To do: Tally the lines in the records underneath that contain the string "Mary", and state the figure by itself.

_____

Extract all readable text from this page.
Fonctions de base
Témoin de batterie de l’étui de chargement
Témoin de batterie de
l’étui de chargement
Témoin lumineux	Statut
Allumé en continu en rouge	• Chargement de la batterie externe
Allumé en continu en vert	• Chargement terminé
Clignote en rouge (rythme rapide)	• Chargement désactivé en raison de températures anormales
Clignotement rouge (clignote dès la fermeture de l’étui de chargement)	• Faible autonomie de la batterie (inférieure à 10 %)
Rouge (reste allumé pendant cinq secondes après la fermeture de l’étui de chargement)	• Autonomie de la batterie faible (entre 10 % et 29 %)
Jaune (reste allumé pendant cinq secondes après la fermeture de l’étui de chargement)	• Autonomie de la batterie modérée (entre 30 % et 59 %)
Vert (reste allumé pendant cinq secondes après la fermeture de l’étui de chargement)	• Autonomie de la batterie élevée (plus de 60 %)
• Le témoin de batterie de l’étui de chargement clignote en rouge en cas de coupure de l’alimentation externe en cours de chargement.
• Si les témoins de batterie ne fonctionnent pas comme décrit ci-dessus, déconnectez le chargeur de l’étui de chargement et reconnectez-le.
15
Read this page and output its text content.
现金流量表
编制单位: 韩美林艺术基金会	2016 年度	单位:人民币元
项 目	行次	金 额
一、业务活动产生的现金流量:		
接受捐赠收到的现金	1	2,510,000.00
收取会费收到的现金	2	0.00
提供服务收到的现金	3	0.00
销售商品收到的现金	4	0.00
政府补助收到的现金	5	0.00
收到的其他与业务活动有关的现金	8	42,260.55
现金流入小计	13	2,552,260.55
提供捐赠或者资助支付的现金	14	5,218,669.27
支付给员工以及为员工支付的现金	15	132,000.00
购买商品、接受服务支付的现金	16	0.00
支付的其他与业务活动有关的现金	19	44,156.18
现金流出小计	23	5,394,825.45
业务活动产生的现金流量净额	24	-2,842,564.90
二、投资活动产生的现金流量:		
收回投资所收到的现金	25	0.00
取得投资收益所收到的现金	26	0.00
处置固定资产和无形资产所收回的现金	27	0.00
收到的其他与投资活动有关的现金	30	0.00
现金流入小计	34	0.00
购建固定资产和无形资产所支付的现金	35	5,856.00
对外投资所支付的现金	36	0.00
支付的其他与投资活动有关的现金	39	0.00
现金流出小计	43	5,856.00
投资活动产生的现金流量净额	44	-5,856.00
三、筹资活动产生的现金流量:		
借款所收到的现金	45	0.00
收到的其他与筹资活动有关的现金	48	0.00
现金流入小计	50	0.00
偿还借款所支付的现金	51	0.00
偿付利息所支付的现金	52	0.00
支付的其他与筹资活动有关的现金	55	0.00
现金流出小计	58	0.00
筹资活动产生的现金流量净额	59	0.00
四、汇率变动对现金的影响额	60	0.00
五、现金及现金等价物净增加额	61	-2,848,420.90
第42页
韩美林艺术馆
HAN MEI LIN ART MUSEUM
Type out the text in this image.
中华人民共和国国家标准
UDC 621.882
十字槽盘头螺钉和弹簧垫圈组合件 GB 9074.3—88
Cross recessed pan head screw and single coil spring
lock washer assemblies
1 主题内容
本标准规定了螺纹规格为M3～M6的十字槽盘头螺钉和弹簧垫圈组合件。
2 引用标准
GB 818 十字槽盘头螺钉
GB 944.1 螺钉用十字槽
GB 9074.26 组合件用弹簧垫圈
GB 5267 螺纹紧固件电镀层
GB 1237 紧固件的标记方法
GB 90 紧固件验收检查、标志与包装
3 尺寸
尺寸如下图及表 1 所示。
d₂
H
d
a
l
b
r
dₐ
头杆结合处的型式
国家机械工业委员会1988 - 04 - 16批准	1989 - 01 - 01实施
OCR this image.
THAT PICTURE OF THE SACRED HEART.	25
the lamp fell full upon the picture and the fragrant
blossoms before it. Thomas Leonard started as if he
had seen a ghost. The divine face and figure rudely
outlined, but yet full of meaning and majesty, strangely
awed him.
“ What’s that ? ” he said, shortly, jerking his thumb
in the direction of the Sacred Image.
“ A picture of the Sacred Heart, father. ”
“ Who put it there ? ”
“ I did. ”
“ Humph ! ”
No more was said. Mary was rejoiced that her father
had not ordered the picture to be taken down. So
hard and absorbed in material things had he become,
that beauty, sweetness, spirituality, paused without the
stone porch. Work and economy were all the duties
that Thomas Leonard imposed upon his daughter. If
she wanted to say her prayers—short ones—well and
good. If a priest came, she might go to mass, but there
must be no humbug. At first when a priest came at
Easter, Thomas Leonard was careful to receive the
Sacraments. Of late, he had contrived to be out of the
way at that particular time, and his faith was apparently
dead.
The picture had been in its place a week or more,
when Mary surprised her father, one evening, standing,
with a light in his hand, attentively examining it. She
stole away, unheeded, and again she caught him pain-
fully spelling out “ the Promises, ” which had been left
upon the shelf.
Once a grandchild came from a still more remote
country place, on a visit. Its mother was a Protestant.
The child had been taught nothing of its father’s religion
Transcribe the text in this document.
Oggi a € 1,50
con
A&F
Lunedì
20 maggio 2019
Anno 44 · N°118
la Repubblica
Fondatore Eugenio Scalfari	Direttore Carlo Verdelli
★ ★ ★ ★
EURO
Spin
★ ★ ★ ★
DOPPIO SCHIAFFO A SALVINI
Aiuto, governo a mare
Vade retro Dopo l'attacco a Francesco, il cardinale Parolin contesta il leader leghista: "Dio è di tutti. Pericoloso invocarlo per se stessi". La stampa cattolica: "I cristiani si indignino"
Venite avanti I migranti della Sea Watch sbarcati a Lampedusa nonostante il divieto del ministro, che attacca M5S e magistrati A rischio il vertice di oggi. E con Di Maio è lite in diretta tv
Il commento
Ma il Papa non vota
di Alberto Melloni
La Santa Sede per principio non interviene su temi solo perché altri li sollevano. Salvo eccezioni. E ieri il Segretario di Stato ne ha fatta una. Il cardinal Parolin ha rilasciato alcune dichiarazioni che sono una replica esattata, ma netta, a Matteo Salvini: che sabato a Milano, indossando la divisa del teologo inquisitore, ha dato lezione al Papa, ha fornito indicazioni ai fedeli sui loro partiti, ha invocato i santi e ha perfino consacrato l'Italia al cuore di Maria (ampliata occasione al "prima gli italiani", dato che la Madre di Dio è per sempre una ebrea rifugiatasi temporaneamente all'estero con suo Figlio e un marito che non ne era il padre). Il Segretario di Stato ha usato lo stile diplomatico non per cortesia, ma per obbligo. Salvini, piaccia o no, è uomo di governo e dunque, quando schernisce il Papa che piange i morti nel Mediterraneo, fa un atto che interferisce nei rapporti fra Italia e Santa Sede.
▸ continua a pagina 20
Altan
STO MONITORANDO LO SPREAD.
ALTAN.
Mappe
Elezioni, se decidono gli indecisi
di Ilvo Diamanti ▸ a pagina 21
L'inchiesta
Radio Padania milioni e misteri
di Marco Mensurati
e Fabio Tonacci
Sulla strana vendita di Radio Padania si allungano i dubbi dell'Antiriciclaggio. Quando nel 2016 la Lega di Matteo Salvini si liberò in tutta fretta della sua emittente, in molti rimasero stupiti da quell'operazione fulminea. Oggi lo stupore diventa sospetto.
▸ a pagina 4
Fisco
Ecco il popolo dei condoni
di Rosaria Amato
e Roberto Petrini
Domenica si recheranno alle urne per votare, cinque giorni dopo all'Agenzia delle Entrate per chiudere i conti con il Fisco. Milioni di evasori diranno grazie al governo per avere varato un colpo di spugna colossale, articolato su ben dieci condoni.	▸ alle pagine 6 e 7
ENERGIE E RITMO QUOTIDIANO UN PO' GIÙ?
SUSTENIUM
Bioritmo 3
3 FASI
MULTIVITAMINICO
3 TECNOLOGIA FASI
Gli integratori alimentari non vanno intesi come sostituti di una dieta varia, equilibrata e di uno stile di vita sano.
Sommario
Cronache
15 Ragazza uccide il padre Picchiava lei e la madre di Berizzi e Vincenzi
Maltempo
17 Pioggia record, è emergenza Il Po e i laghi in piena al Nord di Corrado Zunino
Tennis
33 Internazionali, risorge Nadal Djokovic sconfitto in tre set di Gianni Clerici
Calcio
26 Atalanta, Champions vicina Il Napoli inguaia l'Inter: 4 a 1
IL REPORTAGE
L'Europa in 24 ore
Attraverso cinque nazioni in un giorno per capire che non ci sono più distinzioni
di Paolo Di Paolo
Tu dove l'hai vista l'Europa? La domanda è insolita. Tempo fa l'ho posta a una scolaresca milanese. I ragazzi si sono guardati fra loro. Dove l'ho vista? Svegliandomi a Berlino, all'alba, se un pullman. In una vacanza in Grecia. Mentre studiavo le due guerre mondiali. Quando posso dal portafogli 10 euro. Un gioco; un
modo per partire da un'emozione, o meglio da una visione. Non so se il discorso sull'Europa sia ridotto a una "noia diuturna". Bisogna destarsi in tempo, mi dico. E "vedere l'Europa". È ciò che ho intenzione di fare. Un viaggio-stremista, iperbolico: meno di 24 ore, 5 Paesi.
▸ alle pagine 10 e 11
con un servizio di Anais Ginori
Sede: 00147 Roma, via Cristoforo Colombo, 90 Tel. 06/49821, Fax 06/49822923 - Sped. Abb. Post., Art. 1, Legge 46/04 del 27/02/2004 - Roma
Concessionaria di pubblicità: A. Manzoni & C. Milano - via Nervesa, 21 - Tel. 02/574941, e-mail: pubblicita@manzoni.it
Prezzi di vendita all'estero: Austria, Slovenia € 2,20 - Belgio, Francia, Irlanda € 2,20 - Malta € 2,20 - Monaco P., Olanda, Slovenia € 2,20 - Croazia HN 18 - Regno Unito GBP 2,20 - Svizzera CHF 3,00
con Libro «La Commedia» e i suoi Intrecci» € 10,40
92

_____

Complete output: 2